(Rows from a figure dataset)
= = = = =
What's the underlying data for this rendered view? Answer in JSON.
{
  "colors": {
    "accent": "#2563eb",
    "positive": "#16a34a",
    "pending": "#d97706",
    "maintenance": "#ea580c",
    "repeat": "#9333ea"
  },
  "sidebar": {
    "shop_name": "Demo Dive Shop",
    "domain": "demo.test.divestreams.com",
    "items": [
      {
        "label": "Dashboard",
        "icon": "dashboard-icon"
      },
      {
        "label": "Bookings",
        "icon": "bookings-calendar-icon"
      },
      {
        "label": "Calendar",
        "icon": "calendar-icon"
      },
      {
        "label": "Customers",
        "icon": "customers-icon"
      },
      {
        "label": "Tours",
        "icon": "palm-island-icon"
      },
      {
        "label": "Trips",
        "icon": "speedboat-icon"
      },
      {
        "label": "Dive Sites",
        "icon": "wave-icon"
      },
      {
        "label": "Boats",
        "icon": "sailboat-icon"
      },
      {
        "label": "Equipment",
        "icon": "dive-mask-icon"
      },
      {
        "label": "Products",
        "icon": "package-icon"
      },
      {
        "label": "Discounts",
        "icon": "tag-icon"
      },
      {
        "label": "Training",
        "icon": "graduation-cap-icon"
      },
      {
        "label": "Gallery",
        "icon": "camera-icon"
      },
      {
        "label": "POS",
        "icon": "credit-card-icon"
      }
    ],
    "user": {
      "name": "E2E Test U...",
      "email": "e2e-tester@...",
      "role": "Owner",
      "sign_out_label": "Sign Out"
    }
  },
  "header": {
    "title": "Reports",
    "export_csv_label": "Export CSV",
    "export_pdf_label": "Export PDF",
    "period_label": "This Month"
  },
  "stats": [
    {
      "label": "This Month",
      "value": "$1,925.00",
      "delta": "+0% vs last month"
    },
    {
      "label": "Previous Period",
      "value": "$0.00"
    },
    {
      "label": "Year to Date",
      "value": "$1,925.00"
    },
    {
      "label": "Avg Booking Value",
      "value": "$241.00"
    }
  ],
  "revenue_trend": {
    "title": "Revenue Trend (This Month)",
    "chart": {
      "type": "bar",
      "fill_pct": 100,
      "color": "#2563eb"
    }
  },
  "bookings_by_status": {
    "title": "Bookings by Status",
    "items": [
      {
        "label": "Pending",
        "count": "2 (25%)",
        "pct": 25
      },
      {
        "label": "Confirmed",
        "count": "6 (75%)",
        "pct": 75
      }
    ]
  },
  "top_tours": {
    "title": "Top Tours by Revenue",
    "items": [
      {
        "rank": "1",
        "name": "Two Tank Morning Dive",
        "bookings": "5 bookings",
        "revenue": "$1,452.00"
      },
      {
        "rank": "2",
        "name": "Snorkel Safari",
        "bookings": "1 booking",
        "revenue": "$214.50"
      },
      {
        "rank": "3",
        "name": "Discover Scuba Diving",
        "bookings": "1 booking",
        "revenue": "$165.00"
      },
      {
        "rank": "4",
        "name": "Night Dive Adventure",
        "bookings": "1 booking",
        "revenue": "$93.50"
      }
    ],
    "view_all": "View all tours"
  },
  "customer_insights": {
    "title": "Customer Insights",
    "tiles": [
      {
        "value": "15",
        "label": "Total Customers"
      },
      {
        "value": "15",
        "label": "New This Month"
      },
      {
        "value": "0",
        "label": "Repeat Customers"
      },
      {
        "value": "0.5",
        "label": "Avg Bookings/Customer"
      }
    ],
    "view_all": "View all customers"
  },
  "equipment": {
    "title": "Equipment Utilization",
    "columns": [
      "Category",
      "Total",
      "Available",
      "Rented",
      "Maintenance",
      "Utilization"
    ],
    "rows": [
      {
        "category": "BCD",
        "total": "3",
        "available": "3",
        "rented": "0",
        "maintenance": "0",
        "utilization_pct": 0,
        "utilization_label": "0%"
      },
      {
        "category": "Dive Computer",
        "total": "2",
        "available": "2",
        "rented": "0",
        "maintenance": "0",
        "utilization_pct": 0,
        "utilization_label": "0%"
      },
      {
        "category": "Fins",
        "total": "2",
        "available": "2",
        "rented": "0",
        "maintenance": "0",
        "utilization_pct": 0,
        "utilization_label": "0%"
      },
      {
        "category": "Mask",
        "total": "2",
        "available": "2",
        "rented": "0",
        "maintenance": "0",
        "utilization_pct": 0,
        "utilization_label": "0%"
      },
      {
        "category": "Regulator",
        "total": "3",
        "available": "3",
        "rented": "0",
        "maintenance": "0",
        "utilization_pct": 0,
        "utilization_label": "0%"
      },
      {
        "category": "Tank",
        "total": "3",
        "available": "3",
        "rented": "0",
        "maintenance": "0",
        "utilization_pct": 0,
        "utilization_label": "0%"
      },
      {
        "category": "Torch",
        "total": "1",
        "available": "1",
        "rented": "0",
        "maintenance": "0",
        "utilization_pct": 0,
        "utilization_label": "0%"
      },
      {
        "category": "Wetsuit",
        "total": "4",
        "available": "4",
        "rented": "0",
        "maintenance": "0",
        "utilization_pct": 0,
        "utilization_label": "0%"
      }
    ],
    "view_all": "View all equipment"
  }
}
= = = = =
Please repeat the listing above in full and exactly.

What's the underlying data for this rendered view? Answer in JSON.
{
  "colors": {
    "accent": "#2563eb",
    "positive": "#16a34a",
    "pending": "#d97706",
    "maintenance": "#ea580c",
    "repeat": "#9333ea"
  },
  "sidebar": {
    "shop_name": "Demo Dive Shop",
    "domain": "demo.test.divestreams.com",
    "items": [
      {
        "label": "Dashboard",
        "icon": "dashboard-icon"
      },
      {
        "label": "Bookings",
        "icon": "bookings-calendar-icon"
      },
      {
        "label": "Calendar",
        "icon": "calendar-icon"
      },
      {
        "label": "Customers",
        "icon": "customers-icon"
      },
      {
        "label": "Tours",
        "icon": "palm-island-icon"
      },
      {
        "label": "Trips",
        "icon": "speedboat-icon"
      },
      {
        "label": "Dive Sites",
        "icon": "wave-icon"
      },
      {
        "label": "Boats",
        "icon": "sailboat-icon"
      },
      {
        "label": "Equipment",
        "icon": "dive-mask-icon"
      },
      {
        "label": "Products",
        "icon": "package-icon"
      },
      {
        "label": "Discounts",
        "icon": "tag-icon"
      },
      {
        "label": "Training",
        "icon": "graduation-cap-icon"
      },
      {
        "label": "Gallery",
        "icon": "camera-icon"
      },
      {
        "label": "POS",
        "icon": "credit-card-icon"
      }
    ],
    "user": {
      "name": "E2E Test U...",
      "email": "e2e-tester@...",
      "role": "Owner",
      "sign_out_label": "Sign Out"
    }
  },
  "header": {
    "title": "Reports",
    "export_csv_label": "Export CSV",
    "export_pdf_label": "Export PDF",
    "period_label": "This Month"
  },
  "stats": [
    {
      "label": "This Month",
      "value": "$1,925.00",
      "delta": "+0% vs last month"
    },
    {
      "label": "Previous Period",
      "value": "$0.00"
    },
    {
      "label": "Year to Date",
      "value": "$1,925.00"
    },
    {
      "label": "Avg Booking Value",
      "value": "$241.00"
    }
  ],
  "revenue_trend": {
    "title": "Revenue Trend (This Month)",
    "chart": {
      "type": "bar",
      "fill_pct": 100,
      "color": "#2563eb"
    }
  },
  "bookings_by_status": {
    "title": "Bookings by Status",
    "items": [
      {
        "label": "Pending",
        "count": "2 (25%)",
        "pct": 25
      },
      {
        "label": "Confirmed",
        "count": "6 (75%)",
        "pct": 75
      }
    ]
  },
  "top_tours": {
    "title": "Top Tours by Revenue",
    "items": [
      {
        "rank": "1",
        "name": "Two Tank Morning Dive",
        "bookings": "5 bookings",
        "revenue": "$1,452.00"
      },
      {
        "rank": "2",
        "name": "Snorkel Safari",
        "bookings": "1 booking",
        "revenue": "$214.50"
      },
      {
        "rank": "3",
        "name": "Discover Scuba Diving",
        "bookings": "1 booking",
        "revenue": "$165.00"
      },
      {
        "rank": "4",
        "name": "Night Dive Adventure",
        "bookings": "1 booking",
        "revenue": "$93.50"
      }
    ],
    "view_all": "View all tours"
  },
  "customer_insights": {
    "title": "Customer Insights",
    "tiles": [
      {
        "value": "15",
        "label": "Total Customers"
      },
      {
        "value": "15",
        "label": "New This Month"
      },
      {
        "value": "0",
        "label": "Repeat Customers"
      },
      {
        "value": "0.5",
        "label": "Avg Bookings/Customer"
      }
    ],
    "view_all": "View all customers"
  },
  "equipment": {
    "title": "Equipment Utilization",
    "columns": [
      "Category",
      "Total",
      "Available",
      "Rented",
      "Maintenance",
      "Utilization"
    ],
    "rows": [
      {
        "category": "BCD",
        "total": "3",
        "available": "3",
        "rented": "0",
        "maintenance": "0",
        "utilization_pct": 0,
        "utilization_label": "0%"
      },
      {
        "category": "Dive Computer",
        "total": "2",
        "available": "2",
        "rented": "0",
        "maintenance": "0",
        "utilization_pct": 0,
        "utilization_label": "0%"
      },
      {
        "category": "Fins",
        "total": "2",
        "available": "2",
        "rented": "0",
        "maintenance": "0",
        "utilization_pct": 0,
        "utilization_label": "0%"
      },
      {
        "category": "Mask",
        "total": "2",
        "available": "2",
        "rented": "0",
        "maintenance": "0",
        "utilization_pct": 0,
        "utilization_label": "0%"
      },
      {
        "category": "Regulator",
        "total": "3",
        "available": "3",
        "rented": "0",
        "maintenance": "0",
        "utilization_pct": 0,
        "utilization_label": "0%"
      },
      {
        "category": "Tank",
        "total": "3",
        "available": "3",
        "rented": "0",
        "maintenance": "0",
        "utilization_pct": 0,
        "utilization_label": "0%"
      },
      {
        "category": "Torch",
        "total": "1",
        "available": "1",
        "rented": "0",
        "maintenance": "0",
        "utilization_pct": 0,
        "utilization_label": "0%"
      },
      {
        "category": "Wetsuit",
        "total": "4",
        "available": "4",
        "rented": "0",
        "maintenance": "0",
        "utilization_pct": 0,
        "utilization_label": "0%"
      }
    ],
    "view_all": "View all equipment"
  }
}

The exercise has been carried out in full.